▶ _THE TASK_
Retype all of the data. Every line must match exactly.

BEGIN SUPPLIED RECORDS

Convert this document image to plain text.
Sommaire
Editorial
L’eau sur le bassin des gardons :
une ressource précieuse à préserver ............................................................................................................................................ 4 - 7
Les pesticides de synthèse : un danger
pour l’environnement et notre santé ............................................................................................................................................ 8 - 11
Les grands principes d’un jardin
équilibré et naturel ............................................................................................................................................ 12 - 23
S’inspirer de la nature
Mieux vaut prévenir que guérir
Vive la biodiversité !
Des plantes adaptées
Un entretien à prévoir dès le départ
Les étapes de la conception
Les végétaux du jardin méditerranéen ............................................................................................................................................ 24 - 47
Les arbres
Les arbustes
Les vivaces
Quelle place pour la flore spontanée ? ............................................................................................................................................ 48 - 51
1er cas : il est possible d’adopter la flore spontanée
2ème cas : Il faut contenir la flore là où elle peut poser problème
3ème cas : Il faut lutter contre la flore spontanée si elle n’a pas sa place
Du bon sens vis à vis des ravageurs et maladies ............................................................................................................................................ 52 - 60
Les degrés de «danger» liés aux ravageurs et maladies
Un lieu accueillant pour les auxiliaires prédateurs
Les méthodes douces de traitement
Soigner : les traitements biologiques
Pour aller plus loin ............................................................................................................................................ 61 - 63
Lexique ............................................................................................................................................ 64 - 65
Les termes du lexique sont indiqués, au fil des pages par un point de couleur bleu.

END SUPPLIED RECORDS

▶ _EXERCISE OUTPUT_
Convert this document image to plain text.
Sommaire
Editorial
L’eau sur le bassin des gardons :
une ressource précieuse à préserver ............................................................................................................................................ 4 - 7
Les pesticides de synthèse : un danger
pour l’environnement et notre santé ............................................................................................................................................ 8 - 11
Les grands principes d’un jardin
équilibré et naturel ............................................................................................................................................ 12 - 23
S’inspirer de la nature
Mieux vaut prévenir que guérir
Vive la biodiversité !
Des plantes adaptées
Un entretien à prévoir dès le départ
Les étapes de la conception
Les végétaux du jardin méditerranéen ............................................................................................................................................ 24 - 47
Les arbres
Les arbustes
Les vivaces
Quelle place pour la flore spontanée ? ............................................................................................................................................ 48 - 51
1er cas : il est possible d’adopter la flore spontanée
2ème cas : Il faut contenir la flore là où elle peut poser problème
3ème cas : Il faut lutter contre la flore spontanée si elle n’a pas sa place
Du bon sens vis à vis des ravageurs et maladies ............................................................................................................................................ 52 - 60
Les degrés de «danger» liés aux ravageurs et maladies
Un lieu accueillant pour les auxiliaires prédateurs
Les méthodes douces de traitement
Soigner : les traitements biologiques
Pour aller plus loin ............................................................................................................................................ 61 - 63
Lexique ............................................................................................................................................ 64 - 65
Les termes du lexique sont indiqués, au fil des pages par un point de couleur bleu.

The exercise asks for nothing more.